> Directions for this task: In the listing below, count the lines with "label" and report only the figure.

> Dataset rows:

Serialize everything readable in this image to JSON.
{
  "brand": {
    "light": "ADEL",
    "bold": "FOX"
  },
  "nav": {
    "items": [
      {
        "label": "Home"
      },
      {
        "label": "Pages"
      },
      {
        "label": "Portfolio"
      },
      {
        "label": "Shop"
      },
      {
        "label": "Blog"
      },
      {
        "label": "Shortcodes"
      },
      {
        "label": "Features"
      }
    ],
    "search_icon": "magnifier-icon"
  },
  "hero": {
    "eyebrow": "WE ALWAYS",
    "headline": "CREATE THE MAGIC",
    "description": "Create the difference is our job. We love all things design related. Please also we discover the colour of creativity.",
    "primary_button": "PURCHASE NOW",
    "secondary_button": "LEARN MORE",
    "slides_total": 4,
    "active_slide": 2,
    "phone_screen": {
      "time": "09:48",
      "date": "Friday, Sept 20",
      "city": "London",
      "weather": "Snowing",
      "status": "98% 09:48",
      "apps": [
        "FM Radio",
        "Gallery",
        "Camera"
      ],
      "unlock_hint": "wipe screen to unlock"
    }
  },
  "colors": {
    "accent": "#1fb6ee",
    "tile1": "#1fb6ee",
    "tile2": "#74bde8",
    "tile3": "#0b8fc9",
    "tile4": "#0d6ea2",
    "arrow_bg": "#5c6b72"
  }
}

> Worked solution: 7